** BEGIN Records shown **

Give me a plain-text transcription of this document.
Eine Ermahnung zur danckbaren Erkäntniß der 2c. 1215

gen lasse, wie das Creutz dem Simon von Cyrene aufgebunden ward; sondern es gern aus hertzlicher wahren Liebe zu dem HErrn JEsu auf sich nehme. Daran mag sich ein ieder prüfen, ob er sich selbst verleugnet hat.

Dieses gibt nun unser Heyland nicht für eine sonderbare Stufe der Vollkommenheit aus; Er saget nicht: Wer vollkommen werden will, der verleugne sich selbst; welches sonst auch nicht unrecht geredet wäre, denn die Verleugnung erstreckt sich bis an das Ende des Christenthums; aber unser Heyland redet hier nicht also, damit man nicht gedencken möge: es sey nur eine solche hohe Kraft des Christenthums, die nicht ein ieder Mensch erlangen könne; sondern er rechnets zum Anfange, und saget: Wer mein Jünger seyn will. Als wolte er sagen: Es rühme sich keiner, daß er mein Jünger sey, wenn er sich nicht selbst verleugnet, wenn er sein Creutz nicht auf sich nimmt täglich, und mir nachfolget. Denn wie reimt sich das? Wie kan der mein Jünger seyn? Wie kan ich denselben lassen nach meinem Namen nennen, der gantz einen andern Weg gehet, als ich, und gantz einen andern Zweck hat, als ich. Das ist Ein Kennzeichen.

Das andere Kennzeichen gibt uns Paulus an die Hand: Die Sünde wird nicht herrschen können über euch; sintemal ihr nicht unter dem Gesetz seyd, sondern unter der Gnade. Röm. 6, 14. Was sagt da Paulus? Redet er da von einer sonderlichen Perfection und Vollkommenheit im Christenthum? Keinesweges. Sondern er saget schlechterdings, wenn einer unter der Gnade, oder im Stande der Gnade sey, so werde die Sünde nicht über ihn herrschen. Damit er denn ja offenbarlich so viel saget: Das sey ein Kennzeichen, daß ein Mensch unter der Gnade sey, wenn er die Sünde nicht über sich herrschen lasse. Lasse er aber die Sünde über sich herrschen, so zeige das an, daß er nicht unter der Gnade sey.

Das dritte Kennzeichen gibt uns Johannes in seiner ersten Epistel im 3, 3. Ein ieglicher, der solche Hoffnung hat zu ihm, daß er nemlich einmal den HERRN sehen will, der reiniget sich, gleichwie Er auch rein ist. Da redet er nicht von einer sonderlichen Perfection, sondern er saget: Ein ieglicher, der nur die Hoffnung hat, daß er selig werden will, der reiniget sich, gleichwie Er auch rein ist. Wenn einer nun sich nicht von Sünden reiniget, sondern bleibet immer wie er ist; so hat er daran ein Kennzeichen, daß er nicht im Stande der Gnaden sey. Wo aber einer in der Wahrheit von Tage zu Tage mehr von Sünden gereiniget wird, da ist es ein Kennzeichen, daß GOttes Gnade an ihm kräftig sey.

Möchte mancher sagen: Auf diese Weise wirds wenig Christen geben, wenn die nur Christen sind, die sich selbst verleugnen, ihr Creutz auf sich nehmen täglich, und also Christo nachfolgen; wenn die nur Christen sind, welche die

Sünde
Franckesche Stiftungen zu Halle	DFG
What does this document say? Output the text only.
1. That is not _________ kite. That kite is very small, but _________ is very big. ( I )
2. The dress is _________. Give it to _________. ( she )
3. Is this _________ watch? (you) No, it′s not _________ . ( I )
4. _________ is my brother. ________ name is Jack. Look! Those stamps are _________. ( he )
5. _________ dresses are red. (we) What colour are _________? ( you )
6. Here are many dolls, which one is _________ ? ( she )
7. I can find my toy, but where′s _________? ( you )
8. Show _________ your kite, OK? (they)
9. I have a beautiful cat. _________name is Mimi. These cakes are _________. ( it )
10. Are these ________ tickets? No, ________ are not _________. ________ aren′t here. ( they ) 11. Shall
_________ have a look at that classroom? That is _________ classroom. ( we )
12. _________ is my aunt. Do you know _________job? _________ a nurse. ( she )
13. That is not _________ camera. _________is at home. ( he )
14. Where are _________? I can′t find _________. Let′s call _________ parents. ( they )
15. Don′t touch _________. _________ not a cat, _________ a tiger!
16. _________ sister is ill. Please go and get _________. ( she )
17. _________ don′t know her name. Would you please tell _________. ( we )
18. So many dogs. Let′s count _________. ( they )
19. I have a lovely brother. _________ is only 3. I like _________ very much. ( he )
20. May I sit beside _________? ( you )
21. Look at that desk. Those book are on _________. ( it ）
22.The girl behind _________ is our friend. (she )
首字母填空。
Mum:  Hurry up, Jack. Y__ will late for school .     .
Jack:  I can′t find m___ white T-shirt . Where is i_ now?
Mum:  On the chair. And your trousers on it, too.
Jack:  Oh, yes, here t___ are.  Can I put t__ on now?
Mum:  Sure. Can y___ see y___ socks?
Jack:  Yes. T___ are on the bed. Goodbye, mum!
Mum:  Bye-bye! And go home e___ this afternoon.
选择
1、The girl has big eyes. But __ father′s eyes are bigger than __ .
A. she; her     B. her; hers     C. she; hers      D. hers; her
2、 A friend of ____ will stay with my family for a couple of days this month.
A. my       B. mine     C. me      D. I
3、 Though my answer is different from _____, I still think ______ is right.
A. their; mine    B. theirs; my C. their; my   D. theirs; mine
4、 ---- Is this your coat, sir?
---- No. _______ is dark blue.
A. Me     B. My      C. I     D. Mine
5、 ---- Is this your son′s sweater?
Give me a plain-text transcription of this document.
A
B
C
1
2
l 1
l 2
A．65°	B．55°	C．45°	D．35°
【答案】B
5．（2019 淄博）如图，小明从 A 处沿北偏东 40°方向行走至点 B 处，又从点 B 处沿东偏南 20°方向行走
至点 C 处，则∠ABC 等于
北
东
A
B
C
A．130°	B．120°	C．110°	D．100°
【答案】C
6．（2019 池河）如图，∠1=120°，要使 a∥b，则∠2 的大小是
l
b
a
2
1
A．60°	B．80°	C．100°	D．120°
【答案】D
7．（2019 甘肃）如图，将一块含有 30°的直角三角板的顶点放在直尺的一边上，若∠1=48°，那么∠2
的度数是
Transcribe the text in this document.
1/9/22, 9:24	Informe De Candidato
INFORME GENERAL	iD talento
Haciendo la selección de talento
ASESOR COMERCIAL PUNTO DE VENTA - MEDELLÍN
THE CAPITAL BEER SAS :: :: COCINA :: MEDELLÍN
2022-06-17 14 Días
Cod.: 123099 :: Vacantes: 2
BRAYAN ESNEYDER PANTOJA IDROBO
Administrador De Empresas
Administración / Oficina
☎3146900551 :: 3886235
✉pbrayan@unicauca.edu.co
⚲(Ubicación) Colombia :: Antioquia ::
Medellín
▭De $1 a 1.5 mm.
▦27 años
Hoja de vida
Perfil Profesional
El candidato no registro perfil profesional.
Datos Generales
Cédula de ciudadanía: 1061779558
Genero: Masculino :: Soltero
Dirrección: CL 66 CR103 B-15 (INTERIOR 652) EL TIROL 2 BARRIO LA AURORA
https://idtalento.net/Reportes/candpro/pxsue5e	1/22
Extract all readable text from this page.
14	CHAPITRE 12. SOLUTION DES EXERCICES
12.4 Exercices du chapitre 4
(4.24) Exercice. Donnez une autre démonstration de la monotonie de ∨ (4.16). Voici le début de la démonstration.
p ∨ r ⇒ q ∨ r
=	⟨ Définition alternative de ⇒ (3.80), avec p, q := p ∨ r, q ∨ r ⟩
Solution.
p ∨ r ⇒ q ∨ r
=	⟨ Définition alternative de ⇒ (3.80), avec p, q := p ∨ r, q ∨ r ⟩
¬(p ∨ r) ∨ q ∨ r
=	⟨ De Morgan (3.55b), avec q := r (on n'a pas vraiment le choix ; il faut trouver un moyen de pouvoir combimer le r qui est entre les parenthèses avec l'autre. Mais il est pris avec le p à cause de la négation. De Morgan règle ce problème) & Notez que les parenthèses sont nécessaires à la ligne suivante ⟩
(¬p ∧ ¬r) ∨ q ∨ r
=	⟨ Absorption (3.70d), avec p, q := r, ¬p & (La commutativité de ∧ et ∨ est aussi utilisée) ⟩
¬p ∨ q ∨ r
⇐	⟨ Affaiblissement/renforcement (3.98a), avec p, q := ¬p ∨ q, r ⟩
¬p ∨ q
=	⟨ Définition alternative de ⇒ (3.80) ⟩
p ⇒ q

** END Records shown **

- Directive:
Look through the listing above. Pick out each line with "from" and copy it.

- Response to this task:
3、 Though my answer is different from _____, I still think ______ is right.
Extract all readable text from this page.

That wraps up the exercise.